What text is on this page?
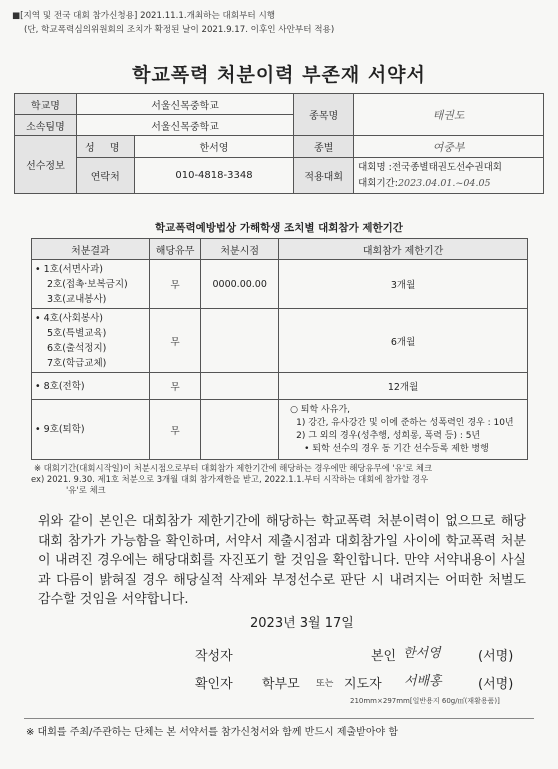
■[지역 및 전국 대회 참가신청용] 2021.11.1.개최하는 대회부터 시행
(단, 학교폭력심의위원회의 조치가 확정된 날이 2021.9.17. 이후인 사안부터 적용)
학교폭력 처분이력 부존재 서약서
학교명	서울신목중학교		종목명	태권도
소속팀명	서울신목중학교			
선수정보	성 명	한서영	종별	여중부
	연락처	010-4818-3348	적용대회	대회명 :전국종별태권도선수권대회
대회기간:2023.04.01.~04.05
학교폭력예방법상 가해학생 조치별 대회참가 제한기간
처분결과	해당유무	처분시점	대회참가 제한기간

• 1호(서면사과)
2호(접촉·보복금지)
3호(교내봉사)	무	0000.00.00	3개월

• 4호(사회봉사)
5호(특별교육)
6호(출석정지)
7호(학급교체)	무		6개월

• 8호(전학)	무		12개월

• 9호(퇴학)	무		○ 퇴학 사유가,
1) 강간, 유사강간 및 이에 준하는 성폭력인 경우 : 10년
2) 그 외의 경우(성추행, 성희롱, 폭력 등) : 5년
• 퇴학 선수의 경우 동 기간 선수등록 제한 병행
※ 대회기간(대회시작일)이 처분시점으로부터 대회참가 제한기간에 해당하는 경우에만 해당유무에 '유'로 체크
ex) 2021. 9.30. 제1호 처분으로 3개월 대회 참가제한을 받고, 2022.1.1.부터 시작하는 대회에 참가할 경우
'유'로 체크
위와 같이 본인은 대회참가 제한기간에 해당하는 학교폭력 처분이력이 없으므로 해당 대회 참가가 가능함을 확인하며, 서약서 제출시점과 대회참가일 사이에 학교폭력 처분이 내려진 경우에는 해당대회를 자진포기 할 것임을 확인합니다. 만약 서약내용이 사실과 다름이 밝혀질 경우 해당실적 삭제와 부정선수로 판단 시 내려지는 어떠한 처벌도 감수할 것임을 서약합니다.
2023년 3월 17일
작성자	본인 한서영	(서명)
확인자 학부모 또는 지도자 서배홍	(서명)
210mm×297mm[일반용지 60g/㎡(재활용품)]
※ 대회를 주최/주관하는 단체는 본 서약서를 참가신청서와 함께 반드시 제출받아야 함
---
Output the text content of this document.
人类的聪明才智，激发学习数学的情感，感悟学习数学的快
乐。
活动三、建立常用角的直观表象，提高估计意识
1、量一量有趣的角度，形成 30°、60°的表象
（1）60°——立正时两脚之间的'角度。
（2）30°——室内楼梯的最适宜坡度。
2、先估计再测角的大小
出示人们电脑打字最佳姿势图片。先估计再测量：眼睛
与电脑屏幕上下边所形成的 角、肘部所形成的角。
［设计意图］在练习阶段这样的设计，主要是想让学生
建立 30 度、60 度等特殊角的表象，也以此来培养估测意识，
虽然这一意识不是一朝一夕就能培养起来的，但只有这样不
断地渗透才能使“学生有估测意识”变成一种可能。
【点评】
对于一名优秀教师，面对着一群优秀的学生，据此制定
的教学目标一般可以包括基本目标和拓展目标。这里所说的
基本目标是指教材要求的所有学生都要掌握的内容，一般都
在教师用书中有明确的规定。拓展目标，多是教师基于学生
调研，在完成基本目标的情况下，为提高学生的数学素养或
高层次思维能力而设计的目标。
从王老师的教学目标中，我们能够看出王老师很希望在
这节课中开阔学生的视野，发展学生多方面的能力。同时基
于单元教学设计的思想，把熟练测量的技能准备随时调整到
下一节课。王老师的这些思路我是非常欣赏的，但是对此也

What is asked:
Report how many lines of the data contain the word "해당하는", using the number alone.

Task output:
2